Document segment:
═══

A lot of my opinion (I’m not a lawyer) is based on a meeting held between the Director and legal council for Family Housing Advisory Services, Inc. held April 7th, 2016. The purpose of the meeting was to both begin a dialogue with specialist in this area and to ultimately help our industry roll out effective policies and procedures.
The guidelines are at this stage fuzzy, to say the least, offering very little direct (black and white) guidance on how to apply screening practices to applicants. However, there are two areas where the law is crystal clear:
- Taking into consideration any criminal issues that are not convictions is illegal. Because charges are not necessarily reflective of what someone has actually done illegally they cannot be considered in the tenant selection process. “…a housing provider who denies housing to persons on the basis of arrests not resulting in conviction cannot prove that the exclusion (denial of housing) actually assists in protecting resident (or presumably neighbor’s) safety and/or property.”
- You may deny applicants based on convictions for illegal manufacture or distribution of illegal drugs. In these instances there may be an argument of disparate impact however this is a clearly written in of This may seem like an area where the disparate impact claim has merit however this is explicitly written in the HUD Guidelines. “Section 807(b)(4) only applies to disparate impact claims based on the denial of housing due to the person’t conviction for drug manufacturing or distribution…”
That’s it as far as I can tell, everything else falls into some hue of gray.
It would seem this guidance is a result of a failed legal system that has churned out an inequitable application of “justice,” ironically. In other words over the decades some crimes are disproportionately more likely to have resulted in convictions against minority groups. Even if that isn’t true it helps get us to the point which is that we need to essentially discount some crimes when considering prospects for a home.

═══

Records from a dataset
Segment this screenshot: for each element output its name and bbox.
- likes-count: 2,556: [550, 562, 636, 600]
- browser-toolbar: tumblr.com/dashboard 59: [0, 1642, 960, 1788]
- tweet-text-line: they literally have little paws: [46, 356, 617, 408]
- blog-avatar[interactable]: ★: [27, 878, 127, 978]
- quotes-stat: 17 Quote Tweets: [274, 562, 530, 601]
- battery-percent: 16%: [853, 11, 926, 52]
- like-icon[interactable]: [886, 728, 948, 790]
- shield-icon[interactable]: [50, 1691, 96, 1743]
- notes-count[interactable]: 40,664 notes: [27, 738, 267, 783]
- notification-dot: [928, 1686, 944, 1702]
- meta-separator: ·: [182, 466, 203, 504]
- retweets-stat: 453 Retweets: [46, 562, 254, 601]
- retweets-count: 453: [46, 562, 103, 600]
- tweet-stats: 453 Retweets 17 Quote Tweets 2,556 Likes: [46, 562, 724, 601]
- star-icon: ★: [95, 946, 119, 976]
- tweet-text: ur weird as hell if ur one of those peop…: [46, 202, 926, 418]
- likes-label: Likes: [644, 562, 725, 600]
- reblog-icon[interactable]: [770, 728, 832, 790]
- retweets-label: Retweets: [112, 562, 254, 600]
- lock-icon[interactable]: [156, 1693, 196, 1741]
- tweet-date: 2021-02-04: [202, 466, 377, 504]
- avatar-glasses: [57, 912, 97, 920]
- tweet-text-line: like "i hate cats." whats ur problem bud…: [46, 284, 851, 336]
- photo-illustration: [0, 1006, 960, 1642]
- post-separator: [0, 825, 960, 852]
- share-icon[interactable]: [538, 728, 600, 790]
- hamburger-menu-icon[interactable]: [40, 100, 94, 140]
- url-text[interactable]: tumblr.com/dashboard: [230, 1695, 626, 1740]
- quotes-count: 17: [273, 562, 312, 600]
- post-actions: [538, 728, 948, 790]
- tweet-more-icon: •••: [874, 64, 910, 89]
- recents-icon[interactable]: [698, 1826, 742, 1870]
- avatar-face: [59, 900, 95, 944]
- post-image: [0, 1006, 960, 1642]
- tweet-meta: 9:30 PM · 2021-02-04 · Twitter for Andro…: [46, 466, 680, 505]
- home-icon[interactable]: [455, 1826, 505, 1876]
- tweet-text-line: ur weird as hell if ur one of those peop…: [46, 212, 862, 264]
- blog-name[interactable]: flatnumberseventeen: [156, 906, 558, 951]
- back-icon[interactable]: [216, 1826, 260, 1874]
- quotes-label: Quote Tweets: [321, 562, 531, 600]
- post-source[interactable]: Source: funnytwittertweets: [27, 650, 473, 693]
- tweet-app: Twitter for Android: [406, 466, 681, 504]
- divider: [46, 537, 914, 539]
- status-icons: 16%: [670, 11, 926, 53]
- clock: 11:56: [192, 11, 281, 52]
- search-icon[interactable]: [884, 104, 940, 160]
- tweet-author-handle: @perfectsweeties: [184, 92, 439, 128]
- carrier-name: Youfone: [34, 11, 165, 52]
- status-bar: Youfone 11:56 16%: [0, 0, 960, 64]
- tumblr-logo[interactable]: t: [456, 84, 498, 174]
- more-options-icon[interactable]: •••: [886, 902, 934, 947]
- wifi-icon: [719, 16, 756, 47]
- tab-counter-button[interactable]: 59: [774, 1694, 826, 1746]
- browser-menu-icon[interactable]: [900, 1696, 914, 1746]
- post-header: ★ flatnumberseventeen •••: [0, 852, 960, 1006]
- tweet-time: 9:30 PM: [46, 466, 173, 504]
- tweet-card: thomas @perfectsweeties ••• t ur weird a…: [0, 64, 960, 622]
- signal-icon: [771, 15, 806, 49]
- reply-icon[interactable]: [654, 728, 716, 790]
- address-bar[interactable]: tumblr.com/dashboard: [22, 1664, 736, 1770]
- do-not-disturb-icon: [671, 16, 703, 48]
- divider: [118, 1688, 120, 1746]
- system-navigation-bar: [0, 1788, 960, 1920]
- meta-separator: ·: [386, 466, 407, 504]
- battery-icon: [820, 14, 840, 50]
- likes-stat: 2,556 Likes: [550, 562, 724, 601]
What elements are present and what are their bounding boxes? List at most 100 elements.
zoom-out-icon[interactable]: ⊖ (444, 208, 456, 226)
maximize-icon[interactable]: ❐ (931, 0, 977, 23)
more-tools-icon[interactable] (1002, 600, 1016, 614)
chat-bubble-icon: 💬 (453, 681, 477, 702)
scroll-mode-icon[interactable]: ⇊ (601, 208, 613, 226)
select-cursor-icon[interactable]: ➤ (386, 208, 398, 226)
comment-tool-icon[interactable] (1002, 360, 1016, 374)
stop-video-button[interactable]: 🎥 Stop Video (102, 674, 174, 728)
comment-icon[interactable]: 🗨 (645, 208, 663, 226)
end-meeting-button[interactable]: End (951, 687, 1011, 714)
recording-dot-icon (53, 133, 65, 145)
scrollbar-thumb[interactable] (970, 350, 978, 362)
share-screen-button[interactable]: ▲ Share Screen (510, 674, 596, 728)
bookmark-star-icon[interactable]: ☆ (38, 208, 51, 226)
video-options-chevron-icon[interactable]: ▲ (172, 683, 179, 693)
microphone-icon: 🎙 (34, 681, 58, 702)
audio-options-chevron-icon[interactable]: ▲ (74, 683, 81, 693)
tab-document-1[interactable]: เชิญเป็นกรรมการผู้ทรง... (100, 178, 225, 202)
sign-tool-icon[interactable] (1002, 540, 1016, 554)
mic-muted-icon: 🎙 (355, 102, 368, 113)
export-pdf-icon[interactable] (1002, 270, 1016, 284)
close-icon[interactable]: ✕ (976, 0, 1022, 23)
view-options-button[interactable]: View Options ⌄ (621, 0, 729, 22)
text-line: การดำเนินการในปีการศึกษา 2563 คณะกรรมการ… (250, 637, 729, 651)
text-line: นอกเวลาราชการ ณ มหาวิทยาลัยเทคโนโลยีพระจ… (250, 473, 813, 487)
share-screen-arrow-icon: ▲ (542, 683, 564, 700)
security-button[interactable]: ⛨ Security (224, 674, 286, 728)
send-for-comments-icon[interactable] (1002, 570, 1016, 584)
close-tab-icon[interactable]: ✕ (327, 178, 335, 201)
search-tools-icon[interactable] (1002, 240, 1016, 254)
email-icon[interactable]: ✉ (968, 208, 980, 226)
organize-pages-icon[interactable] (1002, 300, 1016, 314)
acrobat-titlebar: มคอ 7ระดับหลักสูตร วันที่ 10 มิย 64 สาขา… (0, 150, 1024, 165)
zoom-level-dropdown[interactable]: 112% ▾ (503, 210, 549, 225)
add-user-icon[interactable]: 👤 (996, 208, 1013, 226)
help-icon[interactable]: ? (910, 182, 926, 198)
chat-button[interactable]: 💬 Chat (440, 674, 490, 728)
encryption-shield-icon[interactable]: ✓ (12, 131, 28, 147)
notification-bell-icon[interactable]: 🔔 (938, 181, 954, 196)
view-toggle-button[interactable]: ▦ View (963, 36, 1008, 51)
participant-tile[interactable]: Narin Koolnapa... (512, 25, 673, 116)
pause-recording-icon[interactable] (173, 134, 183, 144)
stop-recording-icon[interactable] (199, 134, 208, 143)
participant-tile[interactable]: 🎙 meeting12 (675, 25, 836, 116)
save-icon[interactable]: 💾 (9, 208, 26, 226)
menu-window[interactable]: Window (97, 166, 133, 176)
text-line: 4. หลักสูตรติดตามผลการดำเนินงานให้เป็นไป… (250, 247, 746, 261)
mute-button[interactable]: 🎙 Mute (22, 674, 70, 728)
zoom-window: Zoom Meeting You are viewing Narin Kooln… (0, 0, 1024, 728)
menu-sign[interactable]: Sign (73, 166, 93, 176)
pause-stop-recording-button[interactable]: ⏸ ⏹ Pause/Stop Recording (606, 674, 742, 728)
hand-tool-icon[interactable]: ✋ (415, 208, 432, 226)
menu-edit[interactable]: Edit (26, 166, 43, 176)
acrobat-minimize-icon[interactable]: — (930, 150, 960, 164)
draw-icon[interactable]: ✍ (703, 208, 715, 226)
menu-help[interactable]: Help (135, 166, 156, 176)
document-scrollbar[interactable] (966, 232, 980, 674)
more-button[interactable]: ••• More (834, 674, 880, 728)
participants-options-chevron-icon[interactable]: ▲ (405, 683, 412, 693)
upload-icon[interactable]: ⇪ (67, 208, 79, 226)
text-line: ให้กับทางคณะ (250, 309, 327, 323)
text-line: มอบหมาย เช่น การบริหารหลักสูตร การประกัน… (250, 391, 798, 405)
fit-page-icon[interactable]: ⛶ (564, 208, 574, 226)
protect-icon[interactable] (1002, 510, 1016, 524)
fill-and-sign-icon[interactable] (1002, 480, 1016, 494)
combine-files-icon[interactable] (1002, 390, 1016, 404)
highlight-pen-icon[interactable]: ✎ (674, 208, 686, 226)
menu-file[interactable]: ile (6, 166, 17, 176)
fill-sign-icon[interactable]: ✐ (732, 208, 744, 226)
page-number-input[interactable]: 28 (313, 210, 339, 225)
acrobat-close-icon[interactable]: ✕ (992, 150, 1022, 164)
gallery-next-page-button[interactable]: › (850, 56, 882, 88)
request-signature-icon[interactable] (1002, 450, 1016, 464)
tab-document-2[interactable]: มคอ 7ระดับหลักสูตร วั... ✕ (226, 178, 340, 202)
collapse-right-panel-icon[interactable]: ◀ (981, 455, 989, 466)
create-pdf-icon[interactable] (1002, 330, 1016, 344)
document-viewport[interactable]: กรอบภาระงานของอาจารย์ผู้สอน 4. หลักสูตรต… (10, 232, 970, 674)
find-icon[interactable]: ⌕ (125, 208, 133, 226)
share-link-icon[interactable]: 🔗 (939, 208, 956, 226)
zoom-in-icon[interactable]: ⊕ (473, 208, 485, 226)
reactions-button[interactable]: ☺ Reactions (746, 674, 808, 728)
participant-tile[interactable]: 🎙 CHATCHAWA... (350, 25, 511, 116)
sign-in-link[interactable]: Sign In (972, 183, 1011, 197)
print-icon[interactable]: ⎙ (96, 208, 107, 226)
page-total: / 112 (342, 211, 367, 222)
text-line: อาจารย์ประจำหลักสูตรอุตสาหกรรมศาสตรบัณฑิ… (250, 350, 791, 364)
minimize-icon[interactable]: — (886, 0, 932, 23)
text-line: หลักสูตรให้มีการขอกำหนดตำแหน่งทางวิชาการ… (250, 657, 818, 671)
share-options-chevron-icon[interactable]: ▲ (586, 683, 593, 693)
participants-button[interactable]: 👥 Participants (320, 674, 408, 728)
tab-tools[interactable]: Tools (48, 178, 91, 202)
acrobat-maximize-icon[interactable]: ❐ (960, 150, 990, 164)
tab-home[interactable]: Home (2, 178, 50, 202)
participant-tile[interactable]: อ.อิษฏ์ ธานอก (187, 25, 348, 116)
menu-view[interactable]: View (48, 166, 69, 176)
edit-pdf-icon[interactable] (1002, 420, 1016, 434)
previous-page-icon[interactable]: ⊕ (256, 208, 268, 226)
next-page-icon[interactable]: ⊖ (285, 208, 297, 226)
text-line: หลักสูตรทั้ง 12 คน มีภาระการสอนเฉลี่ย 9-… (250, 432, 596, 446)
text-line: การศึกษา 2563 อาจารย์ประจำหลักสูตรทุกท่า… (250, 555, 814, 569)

═══

Brief 1:
According to the text on tenant screening and criminal records, why can't criminal issues that did not lead to conviction be considered when selecting tenants? Answer in one to three sentences.
Brief 2:
The text on tenant screening quotes a passage about arrests that did not result in conviction. List everything that this passage says a housing provider cannot prove such an exclusion helps protect.

Final answer 1:
Charges do not necessarily reflect what a person has actually done illegally, so they cannot be used in tenant selection. A housing provider who denies housing based on arrests without conviction cannot prove that the denial protects the safety or property of residents (or presumably neighbors).

Final answer 2:
- Residents' safety
- Neighbors' safety (presumably)
- Property